>>>

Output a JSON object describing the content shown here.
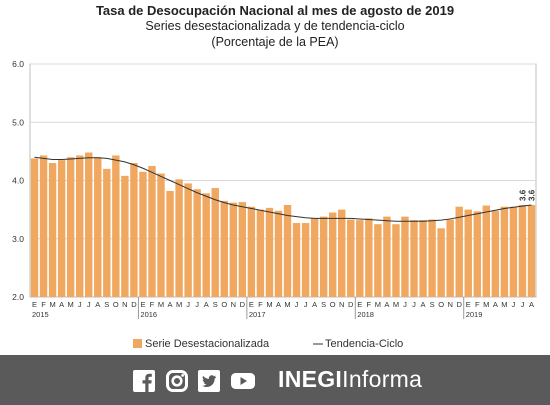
{
  "chart_data": {
    "type": "bar",
    "title": "Tasa de Desocupación Nacional al mes de agosto de 2019",
    "subtitle": "Series desestacionalizada y de tendencia-ciclo",
    "subtitle2": "(Porcentaje de la PEA)",
    "ylim": [
      2.0,
      6.0
    ],
    "yticks": [
      "2.0",
      "3.0",
      "4.0",
      "5.0",
      "6.0"
    ],
    "month_labels": [
      "E",
      "F",
      "M",
      "A",
      "M",
      "J",
      "J",
      "A",
      "S",
      "O",
      "N",
      "D",
      "E",
      "F",
      "M",
      "A",
      "M",
      "J",
      "J",
      "A",
      "S",
      "O",
      "N",
      "D",
      "E",
      "F",
      "M",
      "A",
      "M",
      "J",
      "J",
      "A",
      "S",
      "O",
      "N",
      "D",
      "E",
      "F",
      "M",
      "A",
      "M",
      "J",
      "J",
      "A",
      "S",
      "O",
      "N",
      "D",
      "E",
      "F",
      "M",
      "A",
      "M",
      "J",
      "J",
      "A"
    ],
    "year_labels": [
      "2015",
      "2016",
      "2017",
      "2018",
      "2019"
    ],
    "series": [
      {
        "name": "Serie Desestacionalizada",
        "color": "#f0a860",
        "values": [
          4.38,
          4.43,
          4.3,
          4.35,
          4.4,
          4.43,
          4.48,
          4.4,
          4.2,
          4.43,
          4.08,
          4.3,
          4.15,
          4.25,
          4.12,
          3.82,
          4.02,
          3.95,
          3.85,
          3.78,
          3.87,
          3.65,
          3.62,
          3.63,
          3.55,
          3.5,
          3.53,
          3.48,
          3.58,
          3.27,
          3.27,
          3.35,
          3.38,
          3.45,
          3.5,
          3.33,
          3.32,
          3.35,
          3.25,
          3.38,
          3.25,
          3.38,
          3.32,
          3.32,
          3.33,
          3.18,
          3.33,
          3.55,
          3.5,
          3.47,
          3.57,
          3.48,
          3.55,
          3.55,
          3.58,
          3.58
        ]
      },
      {
        "name": "Tendencia-Ciclo",
        "color": "#333333",
        "values": [
          4.4,
          4.38,
          4.36,
          4.36,
          4.37,
          4.38,
          4.39,
          4.39,
          4.38,
          4.35,
          4.32,
          4.27,
          4.21,
          4.14,
          4.07,
          4.0,
          3.93,
          3.86,
          3.79,
          3.73,
          3.67,
          3.62,
          3.58,
          3.55,
          3.52,
          3.49,
          3.46,
          3.43,
          3.4,
          3.38,
          3.36,
          3.35,
          3.35,
          3.35,
          3.35,
          3.35,
          3.34,
          3.33,
          3.32,
          3.31,
          3.3,
          3.3,
          3.3,
          3.3,
          3.31,
          3.32,
          3.34,
          3.37,
          3.4,
          3.43,
          3.46,
          3.49,
          3.52,
          3.54,
          3.56,
          3.58
        ]
      }
    ],
    "data_labels": [
      "3.6",
      "3.6"
    ],
    "legend_position": "bottom",
    "grid": true
  },
  "footer": {
    "background": "#5a5a5a",
    "brand_bold": "INEGI",
    "brand_light": "Informa",
    "icons": [
      "facebook-icon",
      "instagram-icon",
      "twitter-icon",
      "youtube-icon"
    ]
  }
}
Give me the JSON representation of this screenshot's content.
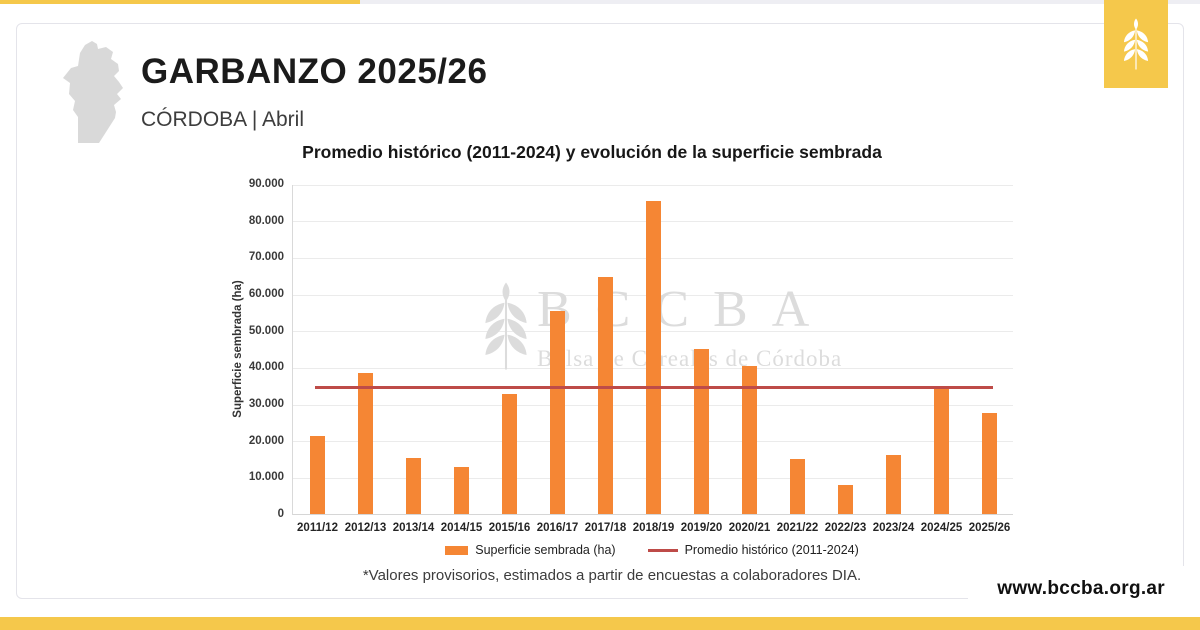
{
  "header": {
    "title": "GARBANZO 2025/26",
    "subtitle": "CÓRDOBA | Abril"
  },
  "watermark": {
    "acronym": "BCCBA",
    "name": "Bolsa de Cereales de Córdoba"
  },
  "footnote": "*Valores provisorios, estimados a partir de encuestas a colaboradores DIA.",
  "page": {
    "website": "www.bccba.org.ar"
  },
  "colors": {
    "brand_yellow": "#F5C84B",
    "bar_orange": "#F58634",
    "avg_line_red": "#BE4B48",
    "map_gray": "#D9D9D9",
    "watermark_gray": "#DCDCDC"
  },
  "chart_data": {
    "type": "bar",
    "title": "Promedio histórico (2011-2024) y evolución de la superficie sembrada",
    "xlabel": "",
    "ylabel": "Superficie sembrada (ha)",
    "ylim": [
      0,
      90000
    ],
    "ytick_step": 10000,
    "ytick_labels": [
      "0",
      "10.000",
      "20.000",
      "30.000",
      "40.000",
      "50.000",
      "60.000",
      "70.000",
      "80.000",
      "90.000"
    ],
    "grid": true,
    "legend_position": "bottom",
    "categories": [
      "2011/12",
      "2012/13",
      "2013/14",
      "2014/15",
      "2015/16",
      "2016/17",
      "2017/18",
      "2018/19",
      "2019/20",
      "2020/21",
      "2021/22",
      "2022/23",
      "2023/24",
      "2024/25",
      "2025/26"
    ],
    "series": [
      {
        "name": "Superficie sembrada (ha)",
        "values": [
          21300,
          38400,
          15300,
          12800,
          32700,
          55400,
          64700,
          85400,
          44900,
          40500,
          15100,
          7900,
          16200,
          34600,
          27500
        ]
      }
    ],
    "average_line": {
      "name": "Promedio histórico (2011-2024)",
      "value": 34700
    }
  }
}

<<<

Task directions: Exactly reproduce each record, leaving out any pictures.

The answer:
Output a JSON object describing the content shown here.
{
  "chart_data": {
    "type": "bar",
    "title": "Tasa de Desocupación Nacional al mes de agosto de 2019",
    "subtitle": "Series desestacionalizada y de tendencia-ciclo",
    "subtitle2": "(Porcentaje de la PEA)",
    "ylim": [
      2.0,
      6.0
    ],
    "yticks": [
      "2.0",
      "3.0",
      "4.0",
      "5.0",
      "6.0"
    ],
    "month_labels": [
      "E",
      "F",
      "M",
      "A",
      "M",
      "J",
      "J",
      "A",
      "S",
      "O",
      "N",
      "D",
      "E",
      "F",
      "M",
      "A",
      "M",
      "J",
      "J",
      "A",
      "S",
      "O",
      "N",
      "D",
      "E",
      "F",
      "M",
      "A",
      "M",
      "J",
      "J",
      "A",
      "S",
      "O",
      "N",
      "D",
      "E",
      "F",
      "M",
      "A",
      "M",
      "J",
      "J",
      "A",
      "S",
      "O",
      "N",
      "D",
      "E",
      "F",
      "M",
      "A",
      "M",
      "J",
      "J",
      "A"
    ],
    "year_labels": [
      "2015",
      "2016",
      "2017",
      "2018",
      "2019"
    ],
    "series": [
      {
        "name": "Serie Desestacionalizada",
        "color": "#f0a860",
        "values": [
          4.38,
          4.43,
          4.3,
          4.35,
          4.4,
          4.43,
          4.48,
          4.4,
          4.2,
          4.43,
          4.08,
          4.3,
          4.15,
          4.25,
          4.12,
          3.82,
          4.02,
          3.95,
          3.85,
          3.78,
          3.87,
          3.65,
          3.62,
          3.63,
          3.55,
          3.5,
          3.53,
          3.48,
          3.58,
          3.27,
          3.27,
          3.35,
          3.38,
          3.45,
          3.5,
          3.33,
          3.32,
          3.35,
          3.25,
          3.38,
          3.25,
          3.38,
          3.32,
          3.32,
          3.33,
          3.18,
          3.33,
          3.55,
          3.5,
          3.47,
          3.57,
          3.48,
          3.55,
          3.55,
          3.58,
          3.58
        ]
      },
      {
        "name": "Tendencia-Ciclo",
        "color": "#333333",
        "values": [
          4.4,
          4.38,
          4.36,
          4.36,
          4.37,
          4.38,
          4.39,
          4.39,
          4.38,
          4.35,
          4.32,
          4.27,
          4.21,
          4.14,
          4.07,
          4.0,
          3.93,
          3.86,
          3.79,
          3.73,
          3.67,
          3.62,
          3.58,
          3.55,
          3.52,
          3.49,
          3.46,
          3.43,
          3.4,
          3.38,
          3.36,
          3.35,
          3.35,
          3.35,
          3.35,
          3.35,
          3.34,
          3.33,
          3.32,
          3.31,
          3.3,
          3.3,
          3.3,
          3.3,
          3.31,
          3.32,
          3.34,
          3.37,
          3.4,
          3.43,
          3.46,
          3.49,
          3.52,
          3.54,
          3.56,
          3.58
        ]
      }
    ],
    "data_labels": [
      "3.6",
      "3.6"
    ],
    "legend_position": "bottom",
    "grid": true
  },
  "footer": {
    "background": "#5a5a5a",
    "brand_bold": "INEGI",
    "brand_light": "Informa",
    "icons": [
      "facebook-icon",
      "instagram-icon",
      "twitter-icon",
      "youtube-icon"
    ]
  }
}
Give me the JSON representation of this screenshot's content.
{
  "header": {
    "title": "GARBANZO 2025/26",
    "subtitle": "CÓRDOBA | Abril"
  },
  "watermark": {
    "acronym": "BCCBA",
    "name": "Bolsa de Cereales de Córdoba"
  },
  "footnote": "*Valores provisorios, estimados a partir de encuestas a colaboradores DIA.",
  "page": {
    "website": "www.bccba.org.ar"
  },
  "colors": {
    "brand_yellow": "#F5C84B",
    "bar_orange": "#F58634",
    "avg_line_red": "#BE4B48",
    "map_gray": "#D9D9D9",
    "watermark_gray": "#DCDCDC"
  },
  "chart_data": {
    "type": "bar",
    "title": "Promedio histórico (2011-2024) y evolución de la superficie sembrada",
    "xlabel": "",
    "ylabel": "Superficie sembrada (ha)",
    "ylim": [
      0,
      90000
    ],
    "ytick_step": 10000,
    "ytick_labels": [
      "0",
      "10.000",
      "20.000",
      "30.000",
      "40.000",
      "50.000",
      "60.000",
      "70.000",
      "80.000",
      "90.000"
    ],
    "grid": true,
    "legend_position": "bottom",
    "categories": [
      "2011/12",
      "2012/13",
      "2013/14",
      "2014/15",
      "2015/16",
      "2016/17",
      "2017/18",
      "2018/19",
      "2019/20",
      "2020/21",
      "2021/22",
      "2022/23",
      "2023/24",
      "2024/25",
      "2025/26"
    ],
    "series": [
      {
        "name": "Superficie sembrada (ha)",
        "values": [
          21300,
          38400,
          15300,
          12800,
          32700,
          55400,
          64700,
          85400,
          44900,
          40500,
          15100,
          7900,
          16200,
          34600,
          27500
        ]
      }
    ],
    "average_line": {
      "name": "Promedio histórico (2011-2024)",
      "value": 34700
    }
  }
}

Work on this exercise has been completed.